(PROBLEM DESCRIPTION)
Your task is to print the material below exactly as presented.

[Figure content listings]
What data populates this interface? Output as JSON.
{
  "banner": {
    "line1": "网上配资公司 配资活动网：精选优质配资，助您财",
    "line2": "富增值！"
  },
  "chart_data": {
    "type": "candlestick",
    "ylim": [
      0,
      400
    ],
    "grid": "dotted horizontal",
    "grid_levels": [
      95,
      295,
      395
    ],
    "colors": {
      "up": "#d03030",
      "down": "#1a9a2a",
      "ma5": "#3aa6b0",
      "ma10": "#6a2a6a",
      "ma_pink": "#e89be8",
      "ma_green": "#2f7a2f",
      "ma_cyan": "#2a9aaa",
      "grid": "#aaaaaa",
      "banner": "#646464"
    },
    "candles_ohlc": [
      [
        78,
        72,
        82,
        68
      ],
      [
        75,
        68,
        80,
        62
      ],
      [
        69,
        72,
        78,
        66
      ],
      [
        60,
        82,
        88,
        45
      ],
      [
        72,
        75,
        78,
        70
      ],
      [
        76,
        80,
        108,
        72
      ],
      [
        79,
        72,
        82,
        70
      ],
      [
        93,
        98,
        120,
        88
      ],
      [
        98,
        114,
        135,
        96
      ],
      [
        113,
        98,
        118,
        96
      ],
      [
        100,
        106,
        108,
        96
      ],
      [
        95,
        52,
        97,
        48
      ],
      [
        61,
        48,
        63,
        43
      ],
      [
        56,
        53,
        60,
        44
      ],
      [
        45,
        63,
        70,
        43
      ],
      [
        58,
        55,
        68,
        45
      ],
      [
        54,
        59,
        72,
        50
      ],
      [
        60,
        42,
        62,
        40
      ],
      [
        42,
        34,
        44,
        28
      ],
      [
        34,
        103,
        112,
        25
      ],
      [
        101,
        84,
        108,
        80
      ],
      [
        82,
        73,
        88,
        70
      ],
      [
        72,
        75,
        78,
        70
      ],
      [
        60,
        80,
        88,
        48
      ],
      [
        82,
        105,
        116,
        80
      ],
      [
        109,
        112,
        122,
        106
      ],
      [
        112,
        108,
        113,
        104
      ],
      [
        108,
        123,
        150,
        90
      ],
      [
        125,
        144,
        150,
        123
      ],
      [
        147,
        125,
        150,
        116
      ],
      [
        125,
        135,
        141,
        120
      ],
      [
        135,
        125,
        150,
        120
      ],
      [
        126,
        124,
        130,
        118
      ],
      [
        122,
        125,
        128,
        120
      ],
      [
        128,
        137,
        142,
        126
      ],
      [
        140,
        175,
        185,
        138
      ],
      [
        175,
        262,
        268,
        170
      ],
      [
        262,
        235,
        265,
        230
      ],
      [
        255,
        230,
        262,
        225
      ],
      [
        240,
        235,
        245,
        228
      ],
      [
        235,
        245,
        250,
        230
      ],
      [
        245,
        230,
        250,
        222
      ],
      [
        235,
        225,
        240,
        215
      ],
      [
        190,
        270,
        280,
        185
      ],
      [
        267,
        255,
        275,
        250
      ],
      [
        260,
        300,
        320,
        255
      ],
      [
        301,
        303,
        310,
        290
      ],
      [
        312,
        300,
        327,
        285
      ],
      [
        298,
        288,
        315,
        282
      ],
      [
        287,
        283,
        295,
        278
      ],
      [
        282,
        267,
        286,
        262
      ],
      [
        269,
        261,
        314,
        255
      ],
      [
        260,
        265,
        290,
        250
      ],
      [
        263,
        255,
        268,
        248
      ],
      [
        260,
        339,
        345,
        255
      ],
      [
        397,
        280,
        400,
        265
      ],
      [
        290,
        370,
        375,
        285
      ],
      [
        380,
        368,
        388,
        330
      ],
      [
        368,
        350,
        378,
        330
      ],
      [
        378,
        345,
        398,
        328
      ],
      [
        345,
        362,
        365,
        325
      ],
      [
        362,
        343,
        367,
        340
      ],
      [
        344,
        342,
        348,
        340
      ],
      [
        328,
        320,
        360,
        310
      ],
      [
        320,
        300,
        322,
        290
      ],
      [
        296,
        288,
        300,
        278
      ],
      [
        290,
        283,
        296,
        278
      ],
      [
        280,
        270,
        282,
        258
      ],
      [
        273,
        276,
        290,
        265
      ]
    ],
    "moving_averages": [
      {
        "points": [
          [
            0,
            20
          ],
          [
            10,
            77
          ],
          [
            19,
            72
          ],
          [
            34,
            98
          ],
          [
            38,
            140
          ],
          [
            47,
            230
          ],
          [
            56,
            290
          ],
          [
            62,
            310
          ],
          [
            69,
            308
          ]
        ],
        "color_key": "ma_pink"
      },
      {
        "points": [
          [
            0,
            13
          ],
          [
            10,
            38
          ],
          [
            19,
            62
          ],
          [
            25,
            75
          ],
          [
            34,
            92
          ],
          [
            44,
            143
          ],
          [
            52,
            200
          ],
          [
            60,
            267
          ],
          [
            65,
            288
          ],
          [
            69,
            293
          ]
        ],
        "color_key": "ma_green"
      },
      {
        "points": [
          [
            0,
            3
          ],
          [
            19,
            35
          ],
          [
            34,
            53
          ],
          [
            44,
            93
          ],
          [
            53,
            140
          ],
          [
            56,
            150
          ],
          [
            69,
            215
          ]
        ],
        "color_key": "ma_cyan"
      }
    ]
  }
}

(RESPONSE TO THE EXERCISE)
What data populates this interface? Output as JSON.
{
  "banner": {
    "line1": "网上配资公司 配资活动网：精选优质配资，助您财",
    "line2": "富增值！"
  },
  "chart_data": {
    "type": "candlestick",
    "ylim": [
      0,
      400
    ],
    "grid": "dotted horizontal",
    "grid_levels": [
      95,
      295,
      395
    ],
    "colors": {
      "up": "#d03030",
      "down": "#1a9a2a",
      "ma5": "#3aa6b0",
      "ma10": "#6a2a6a",
      "ma_pink": "#e89be8",
      "ma_green": "#2f7a2f",
      "ma_cyan": "#2a9aaa",
      "grid": "#aaaaaa",
      "banner": "#646464"
    },
    "candles_ohlc": [
      [
        78,
        72,
        82,
        68
      ],
      [
        75,
        68,
        80,
        62
      ],
      [
        69,
        72,
        78,
        66
      ],
      [
        60,
        82,
        88,
        45
      ],
      [
        72,
        75,
        78,
        70
      ],
      [
        76,
        80,
        108,
        72
      ],
      [
        79,
        72,
        82,
        70
      ],
      [
        93,
        98,
        120,
        88
      ],
      [
        98,
        114,
        135,
        96
      ],
      [
        113,
        98,
        118,
        96
      ],
      [
        100,
        106,
        108,
        96
      ],
      [
        95,
        52,
        97,
        48
      ],
      [
        61,
        48,
        63,
        43
      ],
      [
        56,
        53,
        60,
        44
      ],
      [
        45,
        63,
        70,
        43
      ],
      [
        58,
        55,
        68,
        45
      ],
      [
        54,
        59,
        72,
        50
      ],
      [
        60,
        42,
        62,
        40
      ],
      [
        42,
        34,
        44,
        28
      ],
      [
        34,
        103,
        112,
        25
      ],
      [
        101,
        84,
        108,
        80
      ],
      [
        82,
        73,
        88,
        70
      ],
      [
        72,
        75,
        78,
        70
      ],
      [
        60,
        80,
        88,
        48
      ],
      [
        82,
        105,
        116,
        80
      ],
      [
        109,
        112,
        122,
        106
      ],
      [
        112,
        108,
        113,
        104
      ],
      [
        108,
        123,
        150,
        90
      ],
      [
        125,
        144,
        150,
        123
      ],
      [
        147,
        125,
        150,
        116
      ],
      [
        125,
        135,
        141,
        120
      ],
      [
        135,
        125,
        150,
        120
      ],
      [
        126,
        124,
        130,
        118
      ],
      [
        122,
        125,
        128,
        120
      ],
      [
        128,
        137,
        142,
        126
      ],
      [
        140,
        175,
        185,
        138
      ],
      [
        175,
        262,
        268,
        170
      ],
      [
        262,
        235,
        265,
        230
      ],
      [
        255,
        230,
        262,
        225
      ],
      [
        240,
        235,
        245,
        228
      ],
      [
        235,
        245,
        250,
        230
      ],
      [
        245,
        230,
        250,
        222
      ],
      [
        235,
        225,
        240,
        215
      ],
      [
        190,
        270,
        280,
        185
      ],
      [
        267,
        255,
        275,
        250
      ],
      [
        260,
        300,
        320,
        255
      ],
      [
        301,
        303,
        310,
        290
      ],
      [
        312,
        300,
        327,
        285
      ],
      [
        298,
        288,
        315,
        282
      ],
      [
        287,
        283,
        295,
        278
      ],
      [
        282,
        267,
        286,
        262
      ],
      [
        269,
        261,
        314,
        255
      ],
      [
        260,
        265,
        290,
        250
      ],
      [
        263,
        255,
        268,
        248
      ],
      [
        260,
        339,
        345,
        255
      ],
      [
        397,
        280,
        400,
        265
      ],
      [
        290,
        370,
        375,
        285
      ],
      [
        380,
        368,
        388,
        330
      ],
      [
        368,
        350,
        378,
        330
      ],
      [
        378,
        345,
        398,
        328
      ],
      [
        345,
        362,
        365,
        325
      ],
      [
        362,
        343,
        367,
        340
      ],
      [
        344,
        342,
        348,
        340
      ],
      [
        328,
        320,
        360,
        310
      ],
      [
        320,
        300,
        322,
        290
      ],
      [
        296,
        288,
        300,
        278
      ],
      [
        290,
        283,
        296,
        278
      ],
      [
        280,
        270,
        282,
        258
      ],
      [
        273,
        276,
        290,
        265
      ]
    ],
    "moving_averages": [
      {
        "points": [
          [
            0,
            20
          ],
          [
            10,
            77
          ],
          [
            19,
            72
          ],
          [
            34,
            98
          ],
          [
            38,
            140
          ],
          [
            47,
            230
          ],
          [
            56,
            290
          ],
          [
            62,
            310
          ],
          [
            69,
            308
          ]
        ],
        "color_key": "ma_pink"
      },
      {
        "points": [
          [
            0,
            13
          ],
          [
            10,
            38
          ],
          [
            19,
            62
          ],
          [
            25,
            75
          ],
          [
            34,
            92
          ],
          [
            44,
            143
          ],
          [
            52,
            200
          ],
          [
            60,
            267
          ],
          [
            65,
            288
          ],
          [
            69,
            293
          ]
        ],
        "color_key": "ma_green"
      },
      {
        "points": [
          [
            0,
            3
          ],
          [
            19,
            35
          ],
          [
            34,
            53
          ],
          [
            44,
            93
          ],
          [
            53,
            140
          ],
          [
            56,
            150
          ],
          [
            69,
            215
          ]
        ],
        "color_key": "ma_cyan"
      }
    ]
  }
}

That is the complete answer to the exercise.